§ STATED TASK: Reproduce the data in its entirety, exactly as supplied.

§ Records from a collection:
◇ ◇ ◇

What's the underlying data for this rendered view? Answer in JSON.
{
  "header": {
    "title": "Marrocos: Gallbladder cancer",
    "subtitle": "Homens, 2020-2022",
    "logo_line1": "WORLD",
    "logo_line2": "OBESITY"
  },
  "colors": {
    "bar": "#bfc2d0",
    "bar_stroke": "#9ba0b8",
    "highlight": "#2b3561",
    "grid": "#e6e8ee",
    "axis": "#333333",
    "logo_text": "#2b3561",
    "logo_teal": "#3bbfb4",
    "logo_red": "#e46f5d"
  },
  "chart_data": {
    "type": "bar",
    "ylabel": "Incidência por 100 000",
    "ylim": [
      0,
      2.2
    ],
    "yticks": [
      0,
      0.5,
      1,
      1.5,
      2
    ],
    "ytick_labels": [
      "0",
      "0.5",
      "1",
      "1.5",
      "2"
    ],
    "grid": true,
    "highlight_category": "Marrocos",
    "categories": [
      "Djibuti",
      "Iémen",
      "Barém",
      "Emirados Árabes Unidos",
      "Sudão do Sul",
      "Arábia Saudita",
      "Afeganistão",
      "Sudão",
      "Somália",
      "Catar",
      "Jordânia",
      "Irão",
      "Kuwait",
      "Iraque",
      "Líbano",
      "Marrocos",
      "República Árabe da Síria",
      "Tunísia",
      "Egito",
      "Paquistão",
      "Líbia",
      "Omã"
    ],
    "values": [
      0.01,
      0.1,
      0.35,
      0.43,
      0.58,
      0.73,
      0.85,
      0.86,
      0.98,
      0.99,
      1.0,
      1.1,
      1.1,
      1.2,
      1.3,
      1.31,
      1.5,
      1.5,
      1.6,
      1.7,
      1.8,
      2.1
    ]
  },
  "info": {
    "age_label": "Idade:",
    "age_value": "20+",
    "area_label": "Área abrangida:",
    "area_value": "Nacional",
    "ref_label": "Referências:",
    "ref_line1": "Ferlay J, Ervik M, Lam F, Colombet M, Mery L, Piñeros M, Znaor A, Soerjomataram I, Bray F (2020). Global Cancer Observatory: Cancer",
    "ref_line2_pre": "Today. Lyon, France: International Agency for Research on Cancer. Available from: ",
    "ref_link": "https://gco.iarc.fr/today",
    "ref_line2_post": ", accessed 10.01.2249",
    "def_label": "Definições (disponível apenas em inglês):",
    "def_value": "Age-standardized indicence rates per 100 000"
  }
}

◇ ◇ ◇

§ RESULT OF THIS EXERCISE:
What's the underlying data for this rendered view? Answer in JSON.
{
  "header": {
    "title": "Marrocos: Gallbladder cancer",
    "subtitle": "Homens, 2020-2022",
    "logo_line1": "WORLD",
    "logo_line2": "OBESITY"
  },
  "colors": {
    "bar": "#bfc2d0",
    "bar_stroke": "#9ba0b8",
    "highlight": "#2b3561",
    "grid": "#e6e8ee",
    "axis": "#333333",
    "logo_text": "#2b3561",
    "logo_teal": "#3bbfb4",
    "logo_red": "#e46f5d"
  },
  "chart_data": {
    "type": "bar",
    "ylabel": "Incidência por 100 000",
    "ylim": [
      0,
      2.2
    ],
    "yticks": [
      0,
      0.5,
      1,
      1.5,
      2
    ],
    "ytick_labels": [
      "0",
      "0.5",
      "1",
      "1.5",
      "2"
    ],
    "grid": true,
    "highlight_category": "Marrocos",
    "categories": [
      "Djibuti",
      "Iémen",
      "Barém",
      "Emirados Árabes Unidos",
      "Sudão do Sul",
      "Arábia Saudita",
      "Afeganistão",
      "Sudão",
      "Somália",
      "Catar",
      "Jordânia",
      "Irão",
      "Kuwait",
      "Iraque",
      "Líbano",
      "Marrocos",
      "República Árabe da Síria",
      "Tunísia",
      "Egito",
      "Paquistão",
      "Líbia",
      "Omã"
    ],
    "values": [
      0.01,
      0.1,
      0.35,
      0.43,
      0.58,
      0.73,
      0.85,
      0.86,
      0.98,
      0.99,
      1.0,
      1.1,
      1.1,
      1.2,
      1.3,
      1.31,
      1.5,
      1.5,
      1.6,
      1.7,
      1.8,
      2.1
    ]
  },
  "info": {
    "age_label": "Idade:",
    "age_value": "20+",
    "area_label": "Área abrangida:",
    "area_value": "Nacional",
    "ref_label": "Referências:",
    "ref_line1": "Ferlay J, Ervik M, Lam F, Colombet M, Mery L, Piñeros M, Znaor A, Soerjomataram I, Bray F (2020). Global Cancer Observatory: Cancer",
    "ref_line2_pre": "Today. Lyon, France: International Agency for Research on Cancer. Available from: ",
    "ref_link": "https://gco.iarc.fr/today",
    "ref_line2_post": ", accessed 10.01.2249",
    "def_label": "Definições (disponível apenas em inglês):",
    "def_value": "Age-standardized indicence rates per 100 000"
  }
}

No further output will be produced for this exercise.